Required task
Write out each line that follows exactly as it stands, without the pictures.

Data shown

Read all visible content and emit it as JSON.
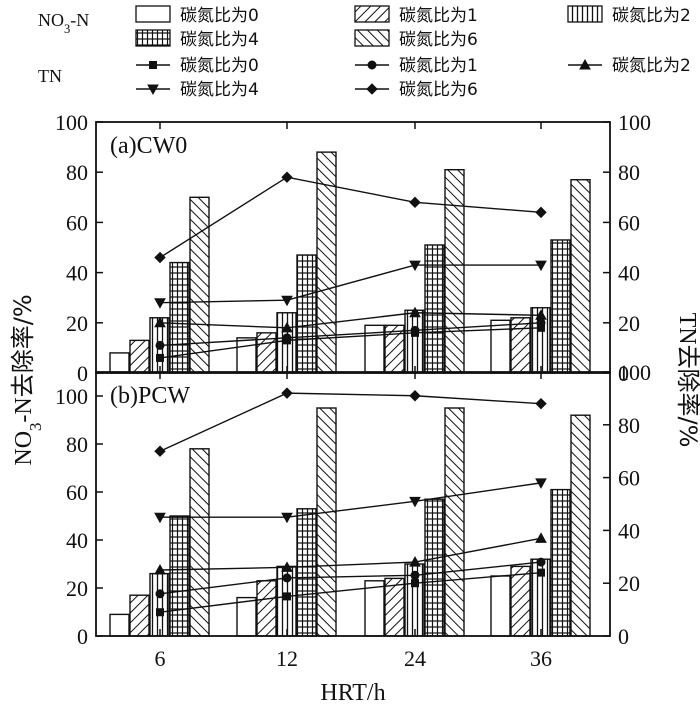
{
  "chart_data": [
    {
      "type": "bar",
      "panel_label": "(a)CW0",
      "categories": [
        "6",
        "12",
        "24",
        "36"
      ],
      "bar_series": [
        {
          "name": "碳氮比为0",
          "values": [
            8,
            14,
            19,
            21
          ]
        },
        {
          "name": "碳氮比为1",
          "values": [
            13,
            16,
            19,
            22
          ]
        },
        {
          "name": "碳氮比为2",
          "values": [
            22,
            24,
            25,
            26
          ]
        },
        {
          "name": "碳氮比为4",
          "values": [
            44,
            47,
            51,
            53
          ]
        },
        {
          "name": "碳氮比为6",
          "values": [
            70,
            88,
            81,
            77
          ]
        }
      ],
      "line_series": [
        {
          "name": "碳氮比为0",
          "values": [
            6,
            13,
            16,
            18
          ]
        },
        {
          "name": "碳氮比为1",
          "values": [
            11,
            14,
            17,
            20
          ]
        },
        {
          "name": "碳氮比为2",
          "values": [
            20,
            18,
            24,
            23
          ]
        },
        {
          "name": "碳氮比为4",
          "values": [
            28,
            29,
            43,
            43
          ]
        },
        {
          "name": "碳氮比为6",
          "values": [
            46,
            78,
            68,
            64
          ]
        }
      ],
      "ylim_left": [
        0,
        100
      ],
      "ylim_right": [
        0,
        100
      ],
      "yticks_left": [
        "0",
        "20",
        "40",
        "60",
        "80",
        "100"
      ],
      "yticks_right": [
        "0",
        "20",
        "40",
        "60",
        "80",
        "100"
      ]
    },
    {
      "type": "bar",
      "panel_label": "(b)PCW",
      "categories": [
        "6",
        "12",
        "24",
        "36"
      ],
      "bar_series": [
        {
          "name": "碳氮比为0",
          "values": [
            9,
            16,
            23,
            25
          ]
        },
        {
          "name": "碳氮比为1",
          "values": [
            17,
            23,
            24,
            29
          ]
        },
        {
          "name": "碳氮比为2",
          "values": [
            26,
            29,
            30,
            32
          ]
        },
        {
          "name": "碳氮比为4",
          "values": [
            50,
            53,
            57,
            61
          ]
        },
        {
          "name": "碳氮比为6",
          "values": [
            78,
            95,
            95,
            92
          ]
        }
      ],
      "line_series": [
        {
          "name": "碳氮比为0",
          "values": [
            9,
            15,
            20,
            24
          ]
        },
        {
          "name": "碳氮比为1",
          "values": [
            16,
            22,
            23,
            28
          ]
        },
        {
          "name": "碳氮比为2",
          "values": [
            25,
            26,
            28,
            37
          ]
        },
        {
          "name": "碳氮比为4",
          "values": [
            45,
            45,
            51,
            58
          ]
        },
        {
          "name": "碳氮比为6",
          "values": [
            70,
            92,
            91,
            88
          ]
        }
      ],
      "ylim_left": [
        0,
        110
      ],
      "ylim_right": [
        0,
        100
      ],
      "yticks_left": [
        "0",
        "20",
        "40",
        "60",
        "80",
        "100"
      ],
      "yticks_right": [
        "0",
        "20",
        "40",
        "60",
        "80",
        "100"
      ]
    }
  ],
  "axes": {
    "xlabel": "HRT/h",
    "ylabel_left": "NO3-N去除率/%",
    "ylabel_right": "TN去除率/%"
  },
  "legend": {
    "no3_group_label": "NO3-N",
    "tn_group_label": "TN",
    "bar_entries": [
      "碳氮比为0",
      "碳氮比为1",
      "碳氮比为2",
      "碳氮比为4",
      "碳氮比为6"
    ],
    "line_entries": [
      "碳氮比为0",
      "碳氮比为1",
      "碳氮比为2",
      "碳氮比为4",
      "碳氮比为6"
    ]
  }
}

Expected output
Read all visible content and emit it as JSON.
{
  "chart_data": [
    {
      "type": "bar",
      "panel_label": "(a)CW0",
      "categories": [
        "6",
        "12",
        "24",
        "36"
      ],
      "bar_series": [
        {
          "name": "碳氮比为0",
          "values": [
            8,
            14,
            19,
            21
          ]
        },
        {
          "name": "碳氮比为1",
          "values": [
            13,
            16,
            19,
            22
          ]
        },
        {
          "name": "碳氮比为2",
          "values": [
            22,
            24,
            25,
            26
          ]
        },
        {
          "name": "碳氮比为4",
          "values": [
            44,
            47,
            51,
            53
          ]
        },
        {
          "name": "碳氮比为6",
          "values": [
            70,
            88,
            81,
            77
          ]
        }
      ],
      "line_series": [
        {
          "name": "碳氮比为0",
          "values": [
            6,
            13,
            16,
            18
          ]
        },
        {
          "name": "碳氮比为1",
          "values": [
            11,
            14,
            17,
            20
          ]
        },
        {
          "name": "碳氮比为2",
          "values": [
            20,
            18,
            24,
            23
          ]
        },
        {
          "name": "碳氮比为4",
          "values": [
            28,
            29,
            43,
            43
          ]
        },
        {
          "name": "碳氮比为6",
          "values": [
            46,
            78,
            68,
            64
          ]
        }
      ],
      "ylim_left": [
        0,
        100
      ],
      "ylim_right": [
        0,
        100
      ],
      "yticks_left": [
        "0",
        "20",
        "40",
        "60",
        "80",
        "100"
      ],
      "yticks_right": [
        "0",
        "20",
        "40",
        "60",
        "80",
        "100"
      ]
    },
    {
      "type": "bar",
      "panel_label": "(b)PCW",
      "categories": [
        "6",
        "12",
        "24",
        "36"
      ],
      "bar_series": [
        {
          "name": "碳氮比为0",
          "values": [
            9,
            16,
            23,
            25
          ]
        },
        {
          "name": "碳氮比为1",
          "values": [
            17,
            23,
            24,
            29
          ]
        },
        {
          "name": "碳氮比为2",
          "values": [
            26,
            29,
            30,
            32
          ]
        },
        {
          "name": "碳氮比为4",
          "values": [
            50,
            53,
            57,
            61
          ]
        },
        {
          "name": "碳氮比为6",
          "values": [
            78,
            95,
            95,
            92
          ]
        }
      ],
      "line_series": [
        {
          "name": "碳氮比为0",
          "values": [
            9,
            15,
            20,
            24
          ]
        },
        {
          "name": "碳氮比为1",
          "values": [
            16,
            22,
            23,
            28
          ]
        },
        {
          "name": "碳氮比为2",
          "values": [
            25,
            26,
            28,
            37
          ]
        },
        {
          "name": "碳氮比为4",
          "values": [
            45,
            45,
            51,
            58
          ]
        },
        {
          "name": "碳氮比为6",
          "values": [
            70,
            92,
            91,
            88
          ]
        }
      ],
      "ylim_left": [
        0,
        110
      ],
      "ylim_right": [
        0,
        100
      ],
      "yticks_left": [
        "0",
        "20",
        "40",
        "60",
        "80",
        "100"
      ],
      "yticks_right": [
        "0",
        "20",
        "40",
        "60",
        "80",
        "100"
      ]
    }
  ],
  "axes": {
    "xlabel": "HRT/h",
    "ylabel_left": "NO3-N去除率/%",
    "ylabel_right": "TN去除率/%"
  },
  "legend": {
    "no3_group_label": "NO3-N",
    "tn_group_label": "TN",
    "bar_entries": [
      "碳氮比为0",
      "碳氮比为1",
      "碳氮比为2",
      "碳氮比为4",
      "碳氮比为6"
    ],
    "line_entries": [
      "碳氮比为0",
      "碳氮比为1",
      "碳氮比为2",
      "碳氮比为4",
      "碳氮比为6"
    ]
  }
}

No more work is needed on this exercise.